In my last blog I tried to define the concept of insight. In this post I discuss insight generation.
Insights are generated by systematically and exhaustively examining a)
the output of various analytic models (including predictive,
benchmarking, outlier-detection models, etc.) generated from a body of
data, and b) the content and structure of the models themselves. Insight generation is a process that takes place together with model generation, but is separate from the decisioning processduring which the generated models, as well as the insights and their associated action plans are applied on new data.
Insight generation depends on our ability to a) collect, organize and
retain data, b) generate a variety of analytic models from that data,
and c) analyze the generated models themselves. Therefore, in order to
generate insights, we must have the ability to generate models. And in
order to do that we must have data. Insights can be generated from
collected data, data derived from the collected data, as well as the
metadata of the collected data. This means that we need to be thinking
not only about the data collection, management and archiving processes,
but also about how to post-process the collected data; what attributes
to derive, what metadata to collect.
In some cases data is collected by conducting reproducible
experiments or simulations (synthetic data). In other cases there is
only one shot at collecting a particular data set. Regardless, insight
generation is highly dependent on how an environment is "instrumented."
For example, consumer marketers have gone from measuring a few
attributes per consumer, think of the early consumer panels run by
companies such as Nielsen, to measuring thousands of attributes,
including consumer web behavior, and most recently, consumer
interactions in social networks. The "right" instrumentation is not
always immediately obvious, i.e., it is not obvious which of the data
that can be captured needs to be captured.
Oftentimes, it may not even be immediately possible to capture
particular types of data. For example, it took some time between the
advent of the web and our ability to capture browsing activity through
cookies. But obviously, the better the instrumentation the better the
analytic models, and thus the higher the likelihood that insights can be
generated. Knowing how to instrument an environment and ultimately how
to use the instrumentation to measure and gather data can be thought of
as an experiment-design process and frequently requires domain
knowledge.

Brief A: Which company does the post on insight generation name as running early consumer panels?

Material for the task:
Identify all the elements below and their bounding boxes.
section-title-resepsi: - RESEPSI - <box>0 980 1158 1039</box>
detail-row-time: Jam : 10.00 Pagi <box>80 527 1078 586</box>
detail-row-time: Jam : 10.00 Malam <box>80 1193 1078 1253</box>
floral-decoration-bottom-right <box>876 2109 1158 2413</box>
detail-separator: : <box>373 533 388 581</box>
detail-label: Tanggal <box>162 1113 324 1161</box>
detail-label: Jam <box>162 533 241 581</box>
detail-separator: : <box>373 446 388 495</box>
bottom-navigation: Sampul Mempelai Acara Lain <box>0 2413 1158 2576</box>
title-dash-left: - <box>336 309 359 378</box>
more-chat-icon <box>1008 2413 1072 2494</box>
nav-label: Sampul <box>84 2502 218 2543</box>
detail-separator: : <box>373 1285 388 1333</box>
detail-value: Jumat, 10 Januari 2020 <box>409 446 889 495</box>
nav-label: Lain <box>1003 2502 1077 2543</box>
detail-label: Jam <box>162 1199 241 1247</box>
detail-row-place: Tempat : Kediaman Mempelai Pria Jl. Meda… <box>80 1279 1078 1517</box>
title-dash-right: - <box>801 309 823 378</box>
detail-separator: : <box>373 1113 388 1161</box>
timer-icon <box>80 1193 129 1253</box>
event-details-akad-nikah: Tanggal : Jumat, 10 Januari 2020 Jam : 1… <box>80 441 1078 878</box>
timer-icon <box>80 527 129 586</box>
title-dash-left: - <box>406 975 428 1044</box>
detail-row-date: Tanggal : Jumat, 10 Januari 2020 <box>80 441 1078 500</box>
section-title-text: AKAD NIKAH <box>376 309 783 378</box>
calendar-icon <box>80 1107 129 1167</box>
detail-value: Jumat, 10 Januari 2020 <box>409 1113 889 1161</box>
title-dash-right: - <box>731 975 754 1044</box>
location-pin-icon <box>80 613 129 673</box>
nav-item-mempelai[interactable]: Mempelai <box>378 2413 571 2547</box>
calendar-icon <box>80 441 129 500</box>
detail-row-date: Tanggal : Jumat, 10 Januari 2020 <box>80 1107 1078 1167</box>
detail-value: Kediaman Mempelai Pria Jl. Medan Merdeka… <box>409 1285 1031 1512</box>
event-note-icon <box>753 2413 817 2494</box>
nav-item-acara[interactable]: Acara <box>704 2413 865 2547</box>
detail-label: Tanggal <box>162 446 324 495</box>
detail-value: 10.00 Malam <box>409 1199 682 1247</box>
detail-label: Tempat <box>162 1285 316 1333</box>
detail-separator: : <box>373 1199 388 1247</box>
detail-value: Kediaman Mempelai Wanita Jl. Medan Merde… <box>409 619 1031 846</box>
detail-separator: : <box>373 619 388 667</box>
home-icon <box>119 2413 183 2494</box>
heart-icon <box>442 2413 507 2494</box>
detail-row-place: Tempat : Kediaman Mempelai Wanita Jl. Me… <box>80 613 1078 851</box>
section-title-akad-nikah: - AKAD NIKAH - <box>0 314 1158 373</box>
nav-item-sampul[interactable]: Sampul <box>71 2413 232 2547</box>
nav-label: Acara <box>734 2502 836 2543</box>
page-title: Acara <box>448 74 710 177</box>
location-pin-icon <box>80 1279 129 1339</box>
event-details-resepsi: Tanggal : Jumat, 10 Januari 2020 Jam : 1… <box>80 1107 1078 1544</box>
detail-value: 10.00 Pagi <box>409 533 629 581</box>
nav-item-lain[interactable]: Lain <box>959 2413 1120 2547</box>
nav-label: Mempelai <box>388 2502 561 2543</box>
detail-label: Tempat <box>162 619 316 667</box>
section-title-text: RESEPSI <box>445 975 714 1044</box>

Brief B: Reproduce the entries from their first line up to and including the line that contains "detail-separator: : <box>373 446".

Written response A: Nielsen

Written response B:
Identify all the elements below and their bounding boxes.
section-title-resepsi: - RESEPSI - <box>0 980 1158 1039</box>
detail-row-time: Jam : 10.00 Pagi <box>80 527 1078 586</box>
detail-row-time: Jam : 10.00 Malam <box>80 1193 1078 1253</box>
floral-decoration-bottom-right <box>876 2109 1158 2413</box>
detail-separator: : <box>373 533 388 581</box>
detail-label: Tanggal <box>162 1113 324 1161</box>
detail-label: Jam <box>162 533 241 581</box>
detail-separator: : <box>373 446 388 495</box>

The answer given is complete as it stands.